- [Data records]
_ _ _ _
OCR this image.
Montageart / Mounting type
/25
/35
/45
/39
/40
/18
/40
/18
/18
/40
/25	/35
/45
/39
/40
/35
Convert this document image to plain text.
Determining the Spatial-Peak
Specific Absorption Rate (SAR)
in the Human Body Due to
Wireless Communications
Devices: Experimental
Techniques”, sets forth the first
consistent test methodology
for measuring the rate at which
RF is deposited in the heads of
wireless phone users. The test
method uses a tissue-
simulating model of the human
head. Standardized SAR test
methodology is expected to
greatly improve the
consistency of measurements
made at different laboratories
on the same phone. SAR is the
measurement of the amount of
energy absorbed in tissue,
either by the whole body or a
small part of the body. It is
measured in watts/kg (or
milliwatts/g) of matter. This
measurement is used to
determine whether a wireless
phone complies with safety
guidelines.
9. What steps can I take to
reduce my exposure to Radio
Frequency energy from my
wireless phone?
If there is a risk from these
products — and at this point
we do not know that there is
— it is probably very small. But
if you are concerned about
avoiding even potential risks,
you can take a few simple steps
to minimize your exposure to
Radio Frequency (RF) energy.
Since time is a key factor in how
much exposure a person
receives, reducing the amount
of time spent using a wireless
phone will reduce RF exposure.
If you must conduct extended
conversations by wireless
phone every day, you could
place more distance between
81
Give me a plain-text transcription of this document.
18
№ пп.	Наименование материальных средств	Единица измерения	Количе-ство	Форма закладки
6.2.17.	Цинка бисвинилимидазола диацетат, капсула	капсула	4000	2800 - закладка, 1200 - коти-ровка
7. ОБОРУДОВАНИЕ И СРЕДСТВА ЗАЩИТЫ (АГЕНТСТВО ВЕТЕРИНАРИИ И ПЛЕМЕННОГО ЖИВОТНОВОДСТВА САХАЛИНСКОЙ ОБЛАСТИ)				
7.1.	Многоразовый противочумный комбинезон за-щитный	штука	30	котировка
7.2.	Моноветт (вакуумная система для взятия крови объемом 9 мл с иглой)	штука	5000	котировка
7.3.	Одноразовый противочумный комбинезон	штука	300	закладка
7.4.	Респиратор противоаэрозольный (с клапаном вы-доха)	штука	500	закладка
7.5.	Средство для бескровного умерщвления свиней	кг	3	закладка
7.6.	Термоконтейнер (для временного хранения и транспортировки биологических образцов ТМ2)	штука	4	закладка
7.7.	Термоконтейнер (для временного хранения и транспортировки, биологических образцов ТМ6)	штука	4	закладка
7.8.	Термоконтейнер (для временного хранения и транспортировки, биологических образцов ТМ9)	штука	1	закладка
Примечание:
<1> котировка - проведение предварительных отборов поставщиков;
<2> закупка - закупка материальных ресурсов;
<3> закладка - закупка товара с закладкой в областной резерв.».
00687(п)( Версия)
_ _ _ _
- [Task brief]
Your task is to repeat every entry exactly.

- [Correct result]
OCR this image.
Montageart / Mounting type
/25
/35
/45
/39
/40
/18
/40
/18
/18
/40
/25	/35
/45
/39
/40
/35
Convert this document image to plain text.
Determining the Spatial-Peak
Specific Absorption Rate (SAR)
in the Human Body Due to
Wireless Communications
Devices: Experimental
Techniques”, sets forth the first
consistent test methodology
for measuring the rate at which
RF is deposited in the heads of
wireless phone users. The test
method uses a tissue-
simulating model of the human
head. Standardized SAR test
methodology is expected to
greatly improve the
consistency of measurements
made at different laboratories
on the same phone. SAR is the
measurement of the amount of
energy absorbed in tissue,
either by the whole body or a
small part of the body. It is
measured in watts/kg (or
milliwatts/g) of matter. This
measurement is used to
determine whether a wireless
phone complies with safety
guidelines.
9. What steps can I take to
reduce my exposure to Radio
Frequency energy from my
wireless phone?
If there is a risk from these
products — and at this point
we do not know that there is
— it is probably very small. But
if you are concerned about
avoiding even potential risks,
you can take a few simple steps
to minimize your exposure to
Radio Frequency (RF) energy.
Since time is a key factor in how
much exposure a person
receives, reducing the amount
of time spent using a wireless
phone will reduce RF exposure.
If you must conduct extended
conversations by wireless
phone every day, you could
place more distance between
81
Give me a plain-text transcription of this document.
18
№ пп.	Наименование материальных средств	Единица измерения	Количе-ство	Форма закладки
6.2.17.	Цинка бисвинилимидазола диацетат, капсула	капсула	4000	2800 - закладка, 1200 - коти-ровка
7. ОБОРУДОВАНИЕ И СРЕДСТВА ЗАЩИТЫ (АГЕНТСТВО ВЕТЕРИНАРИИ И ПЛЕМЕННОГО ЖИВОТНОВОДСТВА САХАЛИНСКОЙ ОБЛАСТИ)				
7.1.	Многоразовый противочумный комбинезон за-щитный	штука	30	котировка
7.2.	Моноветт (вакуумная система для взятия крови объемом 9 мл с иглой)	штука	5000	котировка
7.3.	Одноразовый противочумный комбинезон	штука	300	закладка
7.4.	Респиратор противоаэрозольный (с клапаном вы-доха)	штука	500	закладка
7.5.	Средство для бескровного умерщвления свиней	кг	3	закладка
7.6.	Термоконтейнер (для временного хранения и транспортировки биологических образцов ТМ2)	штука	4	закладка
7.7.	Термоконтейнер (для временного хранения и транспортировки, биологических образцов ТМ6)	штука	4	закладка
7.8.	Термоконтейнер (для временного хранения и транспортировки, биологических образцов ТМ9)	штука	1	закладка
Примечание:
<1> котировка - проведение предварительных отборов поставщиков;
<2> закупка - закупка материальных ресурсов;
<3> закладка - закупка товара с закладкой в областной резерв.».
00687(п)( Версия)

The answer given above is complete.